§ **RECORDED DATA**
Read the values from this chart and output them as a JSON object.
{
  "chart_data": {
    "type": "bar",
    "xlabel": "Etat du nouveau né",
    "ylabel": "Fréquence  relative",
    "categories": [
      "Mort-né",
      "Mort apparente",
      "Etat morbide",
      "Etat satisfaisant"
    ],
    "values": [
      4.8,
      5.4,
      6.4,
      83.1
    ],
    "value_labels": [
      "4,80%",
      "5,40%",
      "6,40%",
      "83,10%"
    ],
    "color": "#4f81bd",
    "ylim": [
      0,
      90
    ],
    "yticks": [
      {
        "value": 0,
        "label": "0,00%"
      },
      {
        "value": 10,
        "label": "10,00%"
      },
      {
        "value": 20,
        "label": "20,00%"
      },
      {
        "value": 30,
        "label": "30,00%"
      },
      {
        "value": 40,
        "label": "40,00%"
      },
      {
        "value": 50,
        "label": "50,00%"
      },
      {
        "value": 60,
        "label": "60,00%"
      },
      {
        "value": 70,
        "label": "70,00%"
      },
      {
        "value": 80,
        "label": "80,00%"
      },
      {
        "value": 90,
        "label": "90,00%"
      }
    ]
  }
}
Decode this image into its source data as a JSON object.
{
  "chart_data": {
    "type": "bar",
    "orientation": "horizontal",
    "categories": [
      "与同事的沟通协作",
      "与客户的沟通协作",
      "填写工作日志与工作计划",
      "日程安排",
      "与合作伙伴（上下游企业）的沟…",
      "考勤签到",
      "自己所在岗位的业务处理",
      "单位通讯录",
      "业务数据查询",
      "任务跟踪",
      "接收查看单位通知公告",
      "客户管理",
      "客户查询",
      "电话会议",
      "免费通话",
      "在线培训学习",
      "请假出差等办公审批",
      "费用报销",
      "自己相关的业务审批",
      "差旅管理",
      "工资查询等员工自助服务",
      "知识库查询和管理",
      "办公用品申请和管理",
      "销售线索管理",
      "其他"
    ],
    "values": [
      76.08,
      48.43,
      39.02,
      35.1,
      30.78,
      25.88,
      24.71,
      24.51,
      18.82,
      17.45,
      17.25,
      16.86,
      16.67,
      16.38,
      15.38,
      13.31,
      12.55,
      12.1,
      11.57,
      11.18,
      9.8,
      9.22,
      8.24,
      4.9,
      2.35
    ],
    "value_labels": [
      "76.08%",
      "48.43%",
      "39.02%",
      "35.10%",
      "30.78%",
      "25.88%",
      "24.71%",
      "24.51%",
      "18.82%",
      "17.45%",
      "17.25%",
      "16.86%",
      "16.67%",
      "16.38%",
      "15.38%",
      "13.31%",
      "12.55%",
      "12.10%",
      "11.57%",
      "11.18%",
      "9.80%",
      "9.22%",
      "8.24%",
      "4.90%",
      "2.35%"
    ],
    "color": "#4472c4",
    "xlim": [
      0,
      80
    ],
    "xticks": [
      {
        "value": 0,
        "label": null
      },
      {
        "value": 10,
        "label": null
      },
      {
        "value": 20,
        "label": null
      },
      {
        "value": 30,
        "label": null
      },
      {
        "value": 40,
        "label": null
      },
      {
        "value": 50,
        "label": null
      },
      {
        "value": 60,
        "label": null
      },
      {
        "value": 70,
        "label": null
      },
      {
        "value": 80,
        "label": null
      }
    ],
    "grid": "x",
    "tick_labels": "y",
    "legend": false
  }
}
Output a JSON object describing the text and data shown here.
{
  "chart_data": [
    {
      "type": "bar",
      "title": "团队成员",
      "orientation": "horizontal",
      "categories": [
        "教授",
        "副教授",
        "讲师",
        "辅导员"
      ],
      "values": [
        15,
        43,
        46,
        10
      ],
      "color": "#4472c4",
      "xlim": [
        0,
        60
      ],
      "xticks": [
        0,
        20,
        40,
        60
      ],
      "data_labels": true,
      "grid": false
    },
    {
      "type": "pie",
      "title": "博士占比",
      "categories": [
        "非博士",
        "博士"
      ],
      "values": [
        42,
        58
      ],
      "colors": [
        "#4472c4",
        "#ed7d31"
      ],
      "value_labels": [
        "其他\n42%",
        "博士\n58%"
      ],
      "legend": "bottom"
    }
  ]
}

§ **EXERCISE OBJECTIVE**
Copy every line of the listing that contains the word "orientation".

§ **SOLUTION FOR THIS TASK**
    "orientation": "horizontal",
      "orientation": "horizontal",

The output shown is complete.